- _GIVEN TASK_:
Lines that contain the string "гулять" are to be copied; leave out all others.
────
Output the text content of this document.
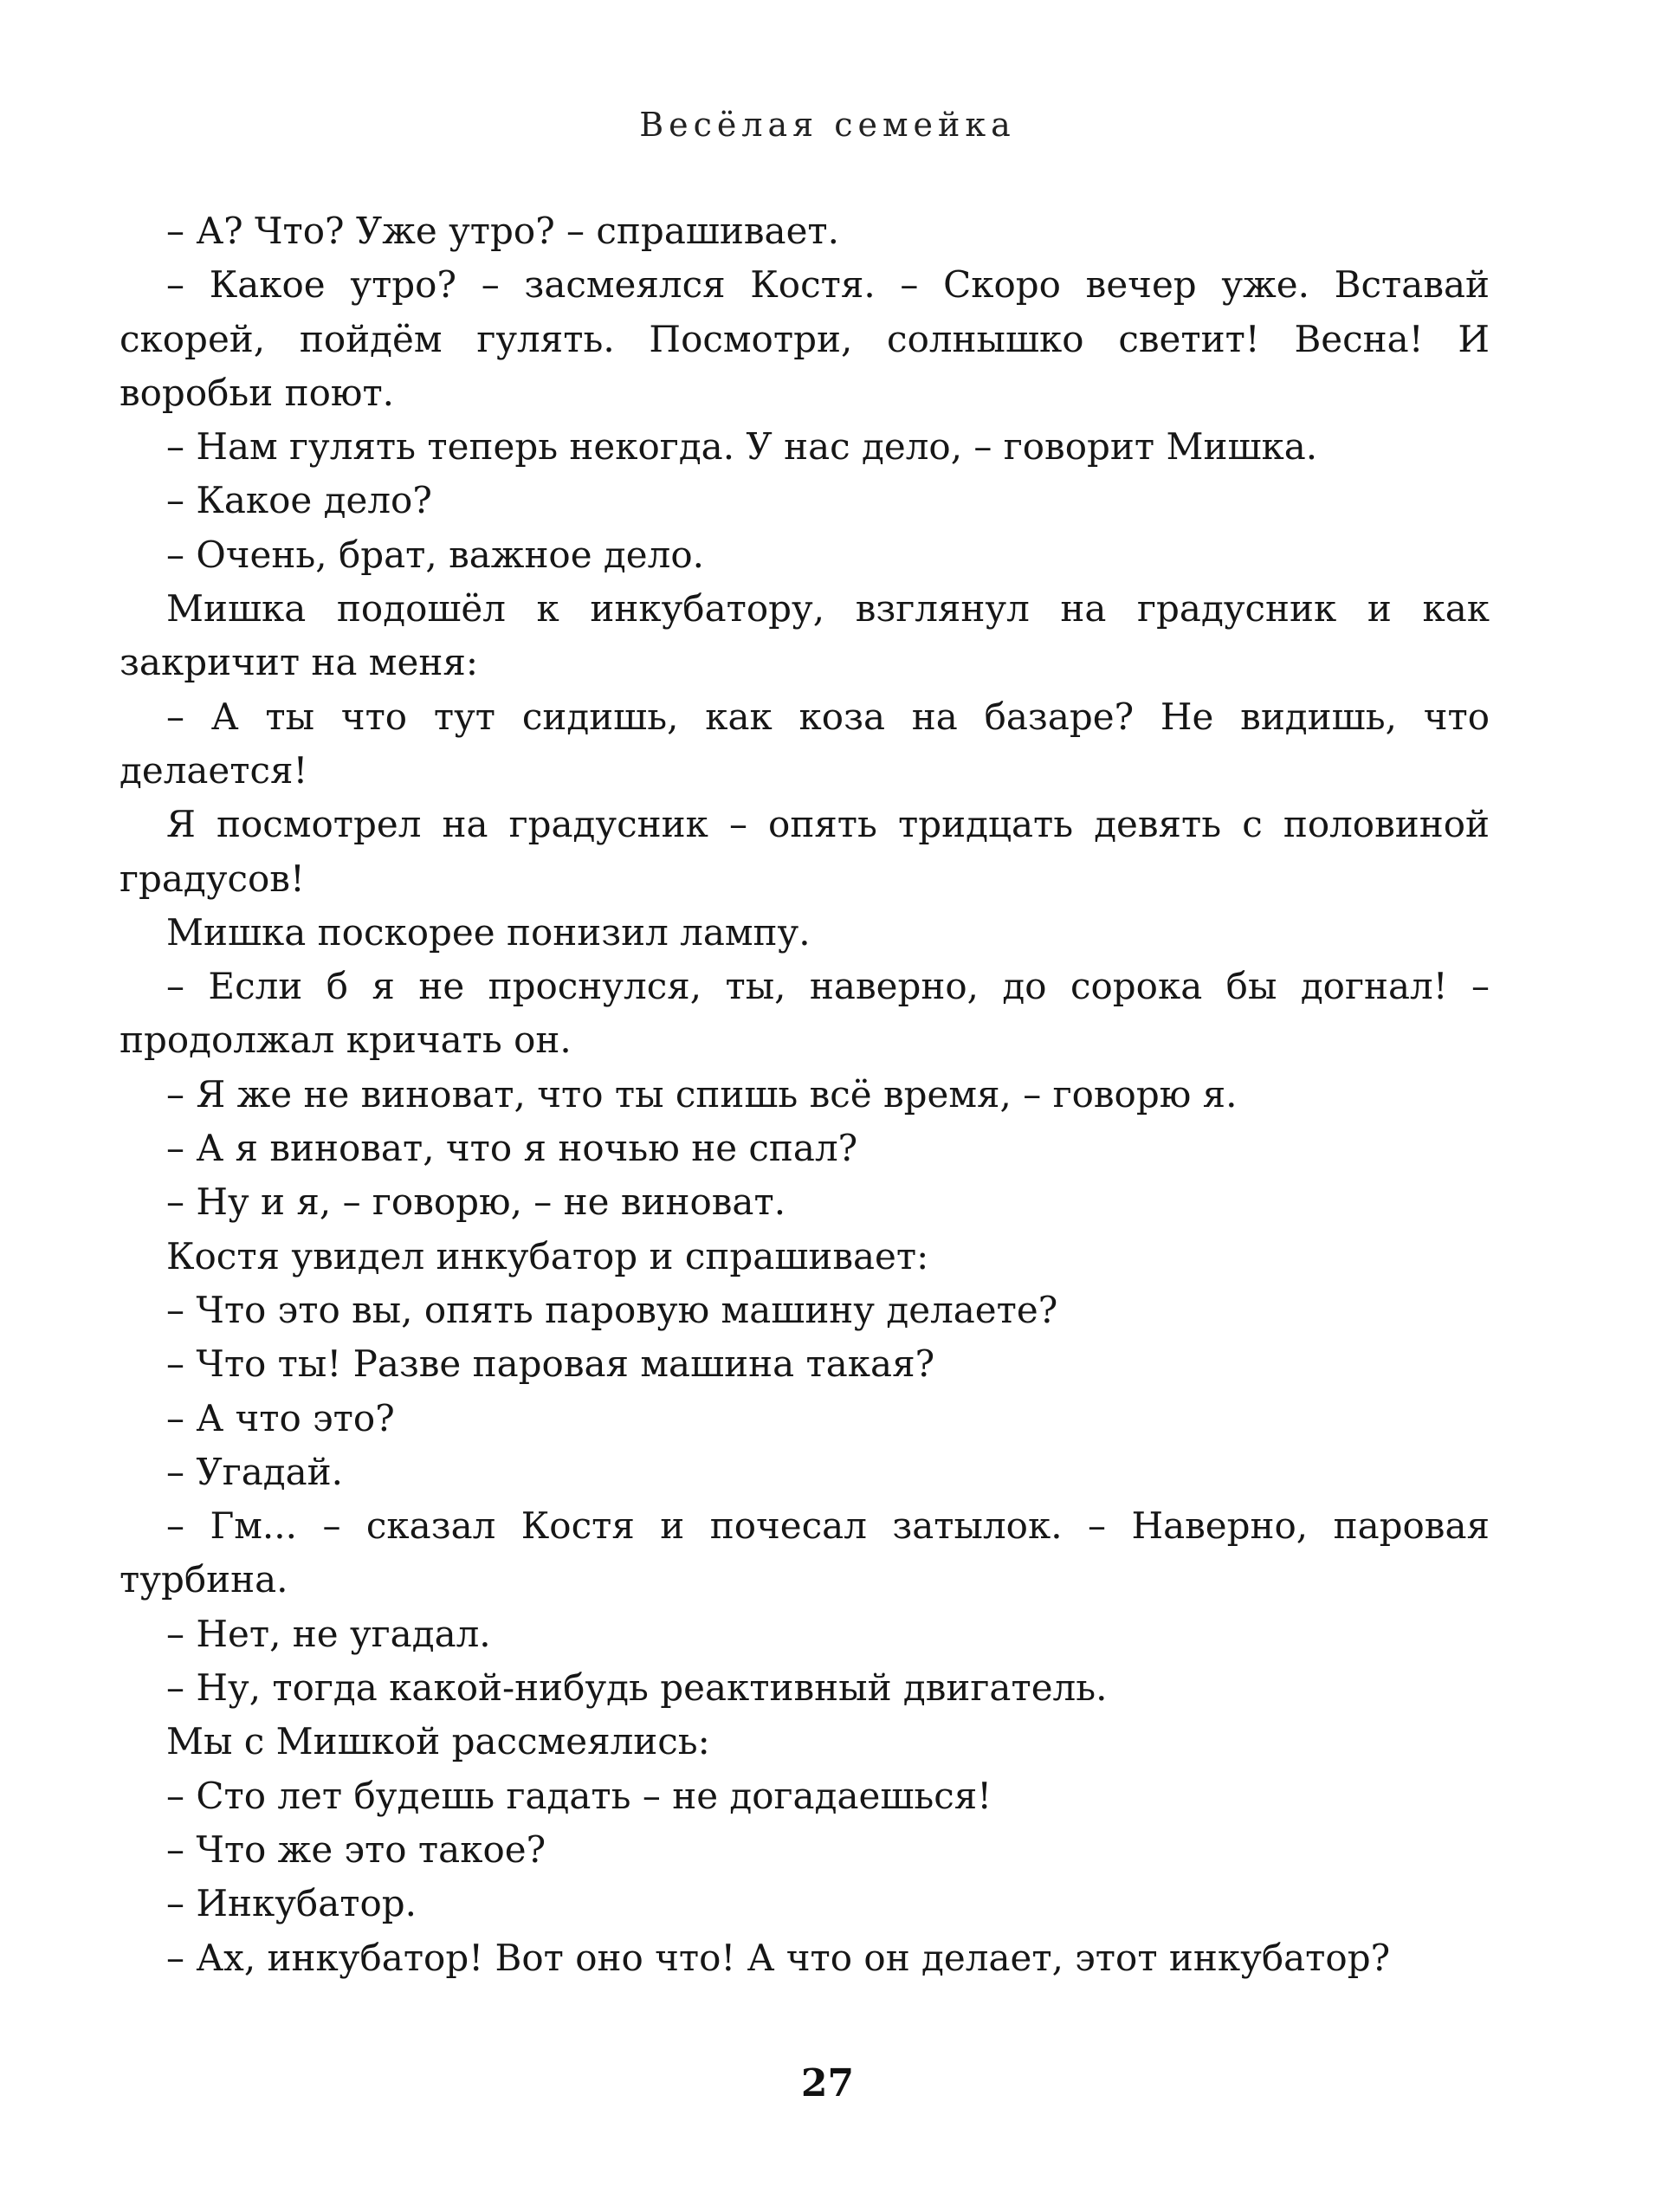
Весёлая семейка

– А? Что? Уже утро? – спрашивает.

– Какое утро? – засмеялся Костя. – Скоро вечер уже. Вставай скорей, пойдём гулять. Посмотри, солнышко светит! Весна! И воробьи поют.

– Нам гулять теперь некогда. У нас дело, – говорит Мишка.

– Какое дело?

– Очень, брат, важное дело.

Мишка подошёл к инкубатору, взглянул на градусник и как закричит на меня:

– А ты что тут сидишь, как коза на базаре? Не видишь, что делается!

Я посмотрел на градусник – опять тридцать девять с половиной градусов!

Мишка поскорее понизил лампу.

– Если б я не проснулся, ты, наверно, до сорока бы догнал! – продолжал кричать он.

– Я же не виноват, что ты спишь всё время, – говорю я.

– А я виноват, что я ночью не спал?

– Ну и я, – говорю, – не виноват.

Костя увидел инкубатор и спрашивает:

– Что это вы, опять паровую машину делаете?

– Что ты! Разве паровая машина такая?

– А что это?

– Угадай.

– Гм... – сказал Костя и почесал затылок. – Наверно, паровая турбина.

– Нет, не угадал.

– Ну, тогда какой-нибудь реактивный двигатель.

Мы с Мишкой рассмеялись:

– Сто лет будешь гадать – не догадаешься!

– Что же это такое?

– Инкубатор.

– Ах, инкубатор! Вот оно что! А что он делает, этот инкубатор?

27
────
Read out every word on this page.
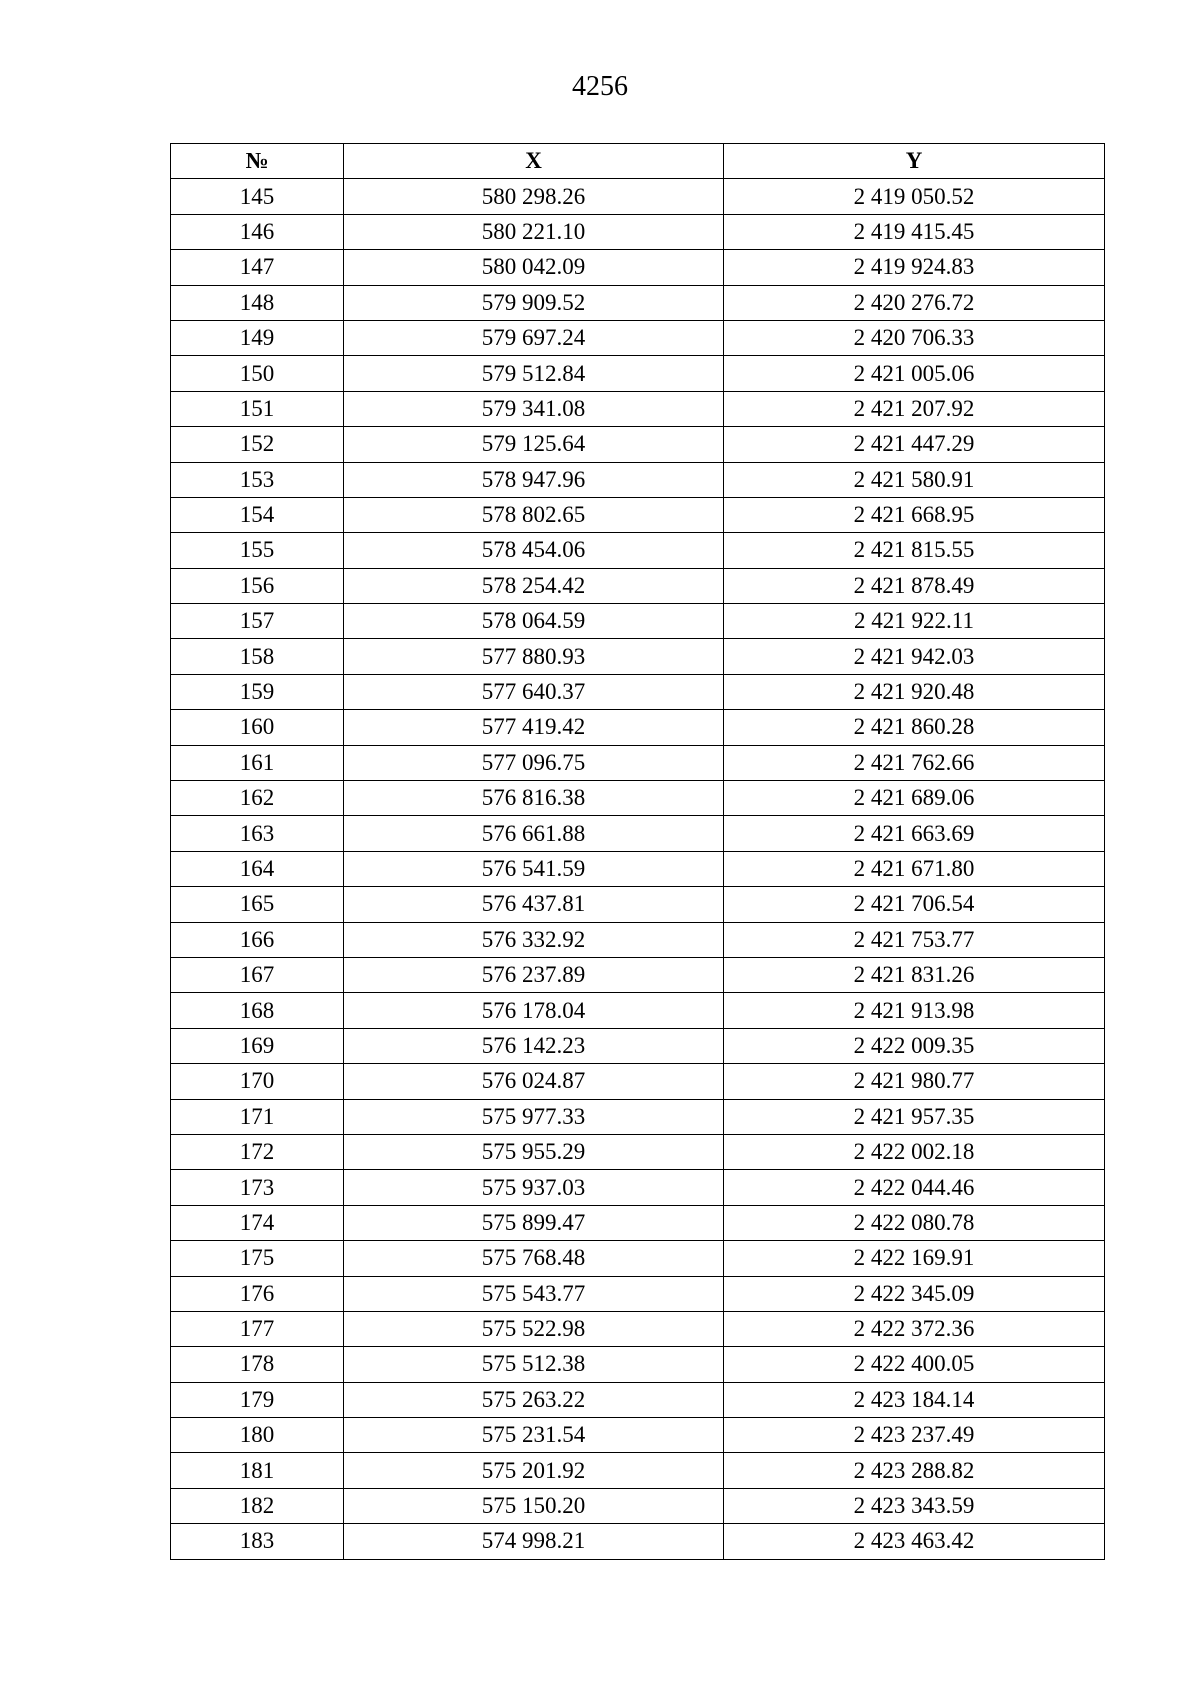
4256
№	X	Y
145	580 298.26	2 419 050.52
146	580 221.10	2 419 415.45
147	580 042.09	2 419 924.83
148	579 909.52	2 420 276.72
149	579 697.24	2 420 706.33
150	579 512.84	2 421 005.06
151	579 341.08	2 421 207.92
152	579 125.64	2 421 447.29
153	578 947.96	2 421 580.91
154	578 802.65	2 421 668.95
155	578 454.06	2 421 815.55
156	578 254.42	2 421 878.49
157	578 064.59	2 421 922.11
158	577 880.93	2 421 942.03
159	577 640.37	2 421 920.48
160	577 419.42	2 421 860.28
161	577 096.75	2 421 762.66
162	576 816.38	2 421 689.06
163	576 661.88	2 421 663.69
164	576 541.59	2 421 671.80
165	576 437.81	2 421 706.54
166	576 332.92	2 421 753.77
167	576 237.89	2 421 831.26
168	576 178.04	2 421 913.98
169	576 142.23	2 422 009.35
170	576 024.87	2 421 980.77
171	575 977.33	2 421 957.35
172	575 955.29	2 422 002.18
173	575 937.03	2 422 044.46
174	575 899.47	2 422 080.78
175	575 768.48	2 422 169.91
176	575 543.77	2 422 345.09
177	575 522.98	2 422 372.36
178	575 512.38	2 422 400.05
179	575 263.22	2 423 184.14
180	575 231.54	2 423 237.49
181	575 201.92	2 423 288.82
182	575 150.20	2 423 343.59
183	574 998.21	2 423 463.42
────
- _SOLUTION_:
– Какое утро? – засмеялся Костя. – Скоро вечер уже. Вставай скорей, пойдём гулять. Посмотри, солнышко светит! Весна! И воробьи поют.
– Нам гулять теперь некогда. У нас дело, – говорит Мишка.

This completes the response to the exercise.